Please find all lines in the data that hold the string "issue" and copy them.

(Dataset items)

•••••

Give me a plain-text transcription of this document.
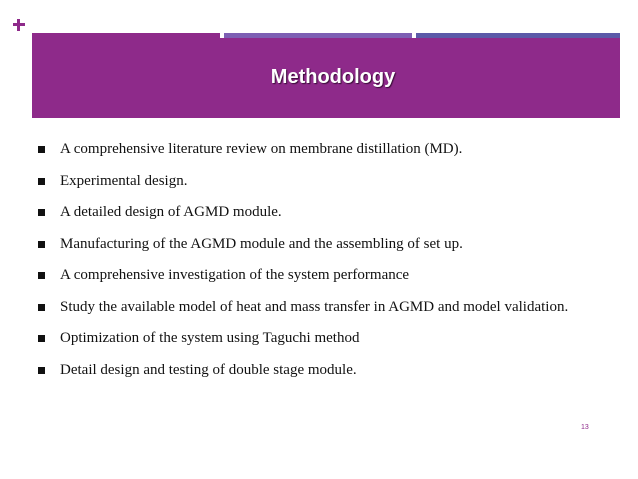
Methodology
A comprehensive literature review on membrane distillation (MD).
Experimental design.
A detailed design of AGMD module.
Manufacturing of the AGMD module and the assembling of set up.
A comprehensive investigation of the system performance
Study the available model of heat and mass transfer in AGMD and model validation.
Optimization of the system using Taguchi method
Detail design and testing of double stage module.
13
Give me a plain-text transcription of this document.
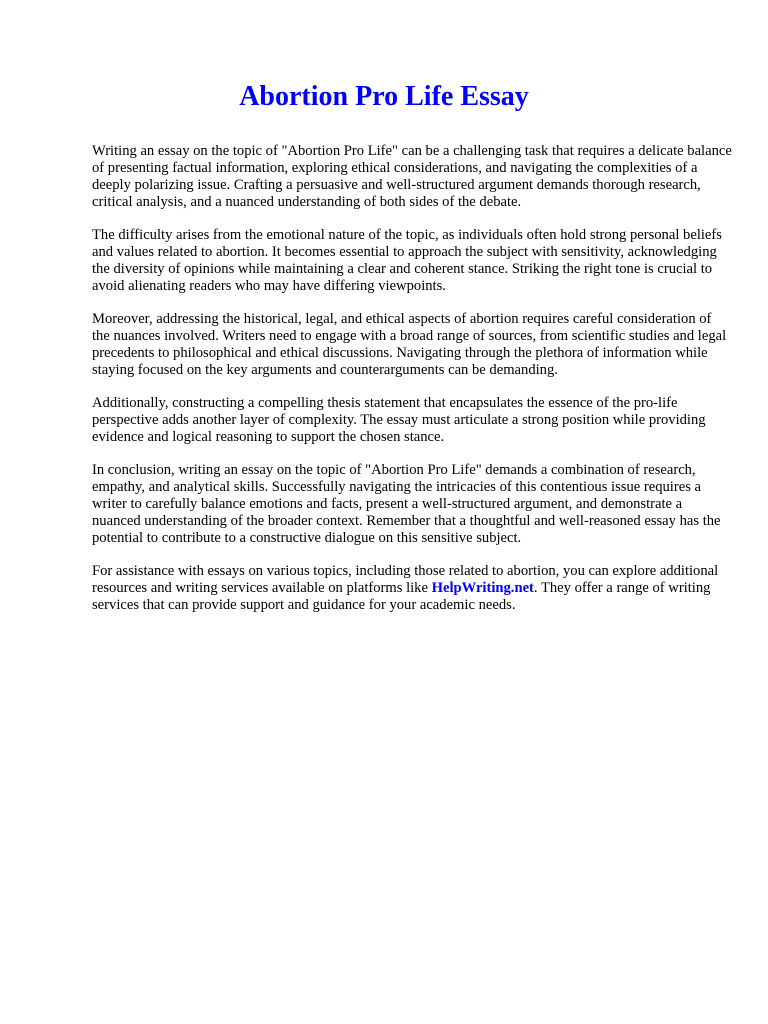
Abortion Pro Life Essay

Writing an essay on the topic of "Abortion Pro Life" can be a challenging task that requires a delicate balance of presenting factual information, exploring ethical considerations, and navigating the complexities of a deeply polarizing issue. Crafting a persuasive and well-structured argument demands thorough research, critical analysis, and a nuanced understanding of both sides of the debate.

The difficulty arises from the emotional nature of the topic, as individuals often hold strong personal beliefs and values related to abortion. It becomes essential to approach the subject with sensitivity, acknowledging the diversity of opinions while maintaining a clear and coherent stance. Striking the right tone is crucial to avoid alienating readers who may have differing viewpoints.

Moreover, addressing the historical, legal, and ethical aspects of abortion requires careful consideration of the nuances involved. Writers need to engage with a broad range of sources, from scientific studies and legal precedents to philosophical and ethical discussions. Navigating through the plethora of information while staying focused on the key arguments and counterarguments can be demanding.

Additionally, constructing a compelling thesis statement that encapsulates the essence of the pro-life perspective adds another layer of complexity. The essay must articulate a strong position while providing evidence and logical reasoning to support the chosen stance.

In conclusion, writing an essay on the topic of "Abortion Pro Life" demands a combination of research, empathy, and analytical skills. Successfully navigating the intricacies of this contentious issue requires a writer to carefully balance emotions and facts, present a well-structured argument, and demonstrate a nuanced understanding of the broader context. Remember that a thoughtful and well-reasoned essay has the potential to contribute to a constructive dialogue on this sensitive subject.

For assistance with essays on various topics, including those related to abortion, you can explore additional resources and writing services available on platforms like HelpWriting.net. They offer a range of writing services that can provide support and guidance for your academic needs.
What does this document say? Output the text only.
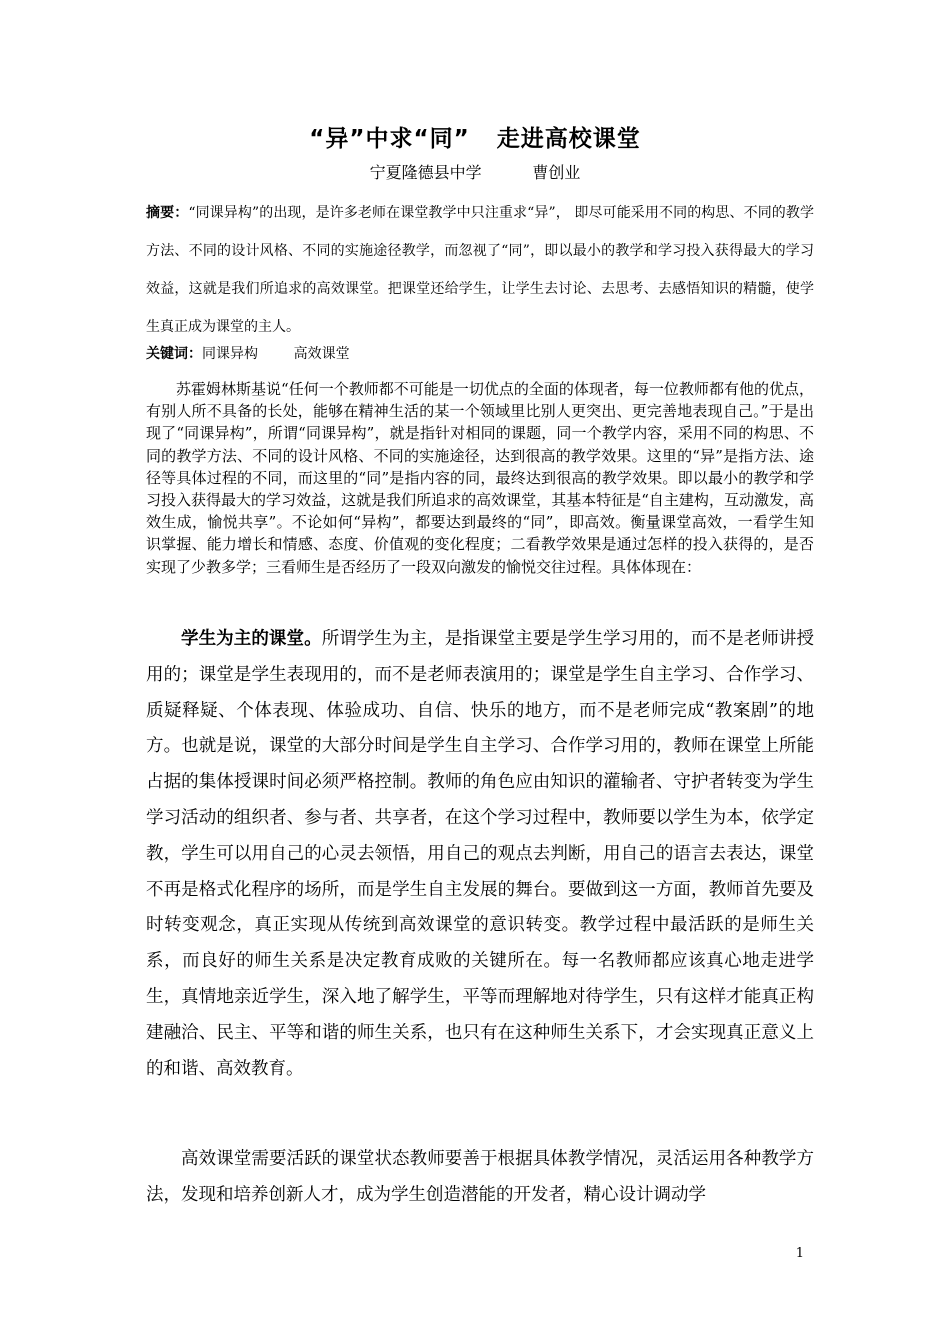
“异”中求“同”   走进高校课堂
宁夏隆德县中学          曹创业

摘要：“同课异构”的出现，是许多老师在课堂教学中只注重求“异”， 即尽可能采用不同的构思、不同的教学方法、不同的设计风格、不同的实施途径教学，而忽视了“同”，即以最小的教学和学习投入获得最大的学习效益，这就是我们所追求的高效课堂。把课堂还给学生，让学生去讨论、去思考、去感悟知识的精髓，使学生真正成为课堂的主人。

关键词：同课异构        高效课堂

苏霍姆林斯基说“任何一个教师都不可能是一切优点的全面的体现者，每一位教师都有他的优点，有别人所不具备的长处，能够在精神生活的某一个领域里比别人更突出、更完善地表现自己。”于是出现了“同课异构”，所谓“同课异构”，就是指针对相同的课题，同一个教学内容，采用不同的构思、不同的教学方法、不同的设计风格、不同的实施途径，达到很高的教学效果。这里的“异”是指方法、途径等具体过程的不同，而这里的“同”是指内容的同，最终达到很高的教学效果。即以最小的教学和学习投入获得最大的学习效益，这就是我们所追求的高效课堂，其基本特征是“自主建构，互动激发，高效生成，愉悦共享”。不论如何“异构”，都要达到最终的“同”，即高效。衡量课堂高效，一看学生知识掌握、能力增长和情感、态度、价值观的变化程度；二看教学效果是通过怎样的投入获得的，是否实现了少教多学；三看师生是否经历了一段双向激发的愉悦交往过程。具体体现在：

学生为主的课堂。所谓学生为主，是指课堂主要是学生学习用的，而不是老师讲授用的；课堂是学生表现用的，而不是老师表演用的；课堂是学生自主学习、合作学习、质疑释疑、个体表现、体验成功、自信、快乐的地方，而不是老师完成“教案剧”的地方。也就是说，课堂的大部分时间是学生自主学习、合作学习用的，教师在课堂上所能占据的集体授课时间必须严格控制。教师的角色应由知识的灌输者、守护者转变为学生学习活动的组织者、参与者、共享者，在这个学习过程中，教师要以学生为本，依学定教，学生可以用自己的心灵去领悟，用自己的观点去判断，用自己的语言去表达，课堂不再是格式化程序的场所，而是学生自主发展的舞台。要做到这一方面，教师首先要及时转变观念，真正实现从传统到高效课堂的意识转变。教学过程中最活跃的是师生关系，而良好的师生关系是决定教育成败的关键所在。每一名教师都应该真心地走进学生，真情地亲近学生，深入地了解学生，平等而理解地对待学生，只有这样才能真正构建融洽、民主、平等和谐的师生关系，也只有在这种师生关系下，才会实现真正意义上的和谐、高效教育。

高效课堂需要活跃的课堂状态教师要善于根据具体教学情况，灵活运用各种教学方法，发现和培养创新人才，成为学生创造潜能的开发者，精心设计调动学

1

•••••

- _Exercise answer_:
Writing an essay on the topic of "Abortion Pro Life" can be a challenging task that requires a delicate balance of presenting factual information, exploring ethical considerations, and navigating the complexities of a deeply polarizing issue. Crafting a persuasive and well-structured argument demands thorough research, critical analysis, and a nuanced understanding of both sides of the debate.
In conclusion, writing an essay on the topic of "Abortion Pro Life" demands a combination of research, empathy, and analytical skills. Successfully navigating the intricacies of this contentious issue requires a writer to carefully balance emotions and facts, present a well-structured argument, and demonstrate a nuanced understanding of the broader context. Remember that a thoughtful and well-reasoned essay has the potential to contribute to a constructive dialogue on this sensitive subject.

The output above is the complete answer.